* Start Supplied records *
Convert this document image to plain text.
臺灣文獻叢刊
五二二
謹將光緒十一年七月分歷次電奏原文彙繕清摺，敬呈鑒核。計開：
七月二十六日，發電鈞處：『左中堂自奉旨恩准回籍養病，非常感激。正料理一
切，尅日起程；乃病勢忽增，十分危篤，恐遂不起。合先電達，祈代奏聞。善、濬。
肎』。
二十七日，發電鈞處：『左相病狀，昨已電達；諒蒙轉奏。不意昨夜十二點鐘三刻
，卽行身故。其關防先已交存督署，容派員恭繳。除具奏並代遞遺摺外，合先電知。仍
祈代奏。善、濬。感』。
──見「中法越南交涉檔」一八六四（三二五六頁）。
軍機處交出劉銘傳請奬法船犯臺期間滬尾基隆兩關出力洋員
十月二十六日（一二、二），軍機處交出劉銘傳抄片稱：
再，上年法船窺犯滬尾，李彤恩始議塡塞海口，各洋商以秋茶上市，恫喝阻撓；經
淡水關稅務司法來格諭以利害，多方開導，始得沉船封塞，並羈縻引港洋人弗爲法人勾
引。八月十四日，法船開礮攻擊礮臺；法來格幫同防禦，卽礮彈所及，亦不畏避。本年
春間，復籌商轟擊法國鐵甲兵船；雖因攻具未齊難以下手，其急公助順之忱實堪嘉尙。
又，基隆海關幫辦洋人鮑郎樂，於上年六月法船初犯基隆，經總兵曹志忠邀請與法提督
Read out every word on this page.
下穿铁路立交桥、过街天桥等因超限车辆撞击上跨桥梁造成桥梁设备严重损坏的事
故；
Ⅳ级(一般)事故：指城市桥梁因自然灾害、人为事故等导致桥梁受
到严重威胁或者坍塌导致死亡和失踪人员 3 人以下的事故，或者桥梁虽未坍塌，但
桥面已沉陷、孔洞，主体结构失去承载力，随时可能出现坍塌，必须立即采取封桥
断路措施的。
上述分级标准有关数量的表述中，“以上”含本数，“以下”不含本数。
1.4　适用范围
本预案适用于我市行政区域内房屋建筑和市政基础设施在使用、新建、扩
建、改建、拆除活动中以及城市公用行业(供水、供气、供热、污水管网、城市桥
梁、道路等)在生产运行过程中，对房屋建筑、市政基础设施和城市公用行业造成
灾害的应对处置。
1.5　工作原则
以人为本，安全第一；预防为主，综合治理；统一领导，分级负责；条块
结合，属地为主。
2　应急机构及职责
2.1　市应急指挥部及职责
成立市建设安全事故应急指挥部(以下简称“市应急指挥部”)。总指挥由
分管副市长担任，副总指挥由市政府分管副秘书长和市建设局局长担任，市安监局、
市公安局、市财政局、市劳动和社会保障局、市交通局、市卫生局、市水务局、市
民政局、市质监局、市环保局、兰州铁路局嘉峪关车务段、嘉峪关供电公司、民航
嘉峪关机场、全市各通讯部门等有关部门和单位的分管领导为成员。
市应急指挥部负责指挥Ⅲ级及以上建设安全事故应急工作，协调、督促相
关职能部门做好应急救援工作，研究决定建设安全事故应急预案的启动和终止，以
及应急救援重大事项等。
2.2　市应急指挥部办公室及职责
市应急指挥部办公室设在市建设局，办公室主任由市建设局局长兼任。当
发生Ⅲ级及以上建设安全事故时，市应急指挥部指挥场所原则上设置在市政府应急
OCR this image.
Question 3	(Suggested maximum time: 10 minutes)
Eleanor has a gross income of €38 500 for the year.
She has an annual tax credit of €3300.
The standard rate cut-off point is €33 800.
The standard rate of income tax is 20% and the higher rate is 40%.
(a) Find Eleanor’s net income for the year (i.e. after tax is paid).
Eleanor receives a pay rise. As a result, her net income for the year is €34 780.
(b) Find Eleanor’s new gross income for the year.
* End Supplied records *
* [Do this]
Begin at the line containing "OCR this image." and reproduce each line through the end of the records above.

* [Full output]
OCR this image.
Question 3	(Suggested maximum time: 10 minutes)
Eleanor has a gross income of €38 500 for the year.
She has an annual tax credit of €3300.
The standard rate cut-off point is €33 800.
The standard rate of income tax is 20% and the higher rate is 40%.
(a) Find Eleanor’s net income for the year (i.e. after tax is paid).
Eleanor receives a pay rise. As a result, her net income for the year is €34 780.
(b) Find Eleanor’s new gross income for the year.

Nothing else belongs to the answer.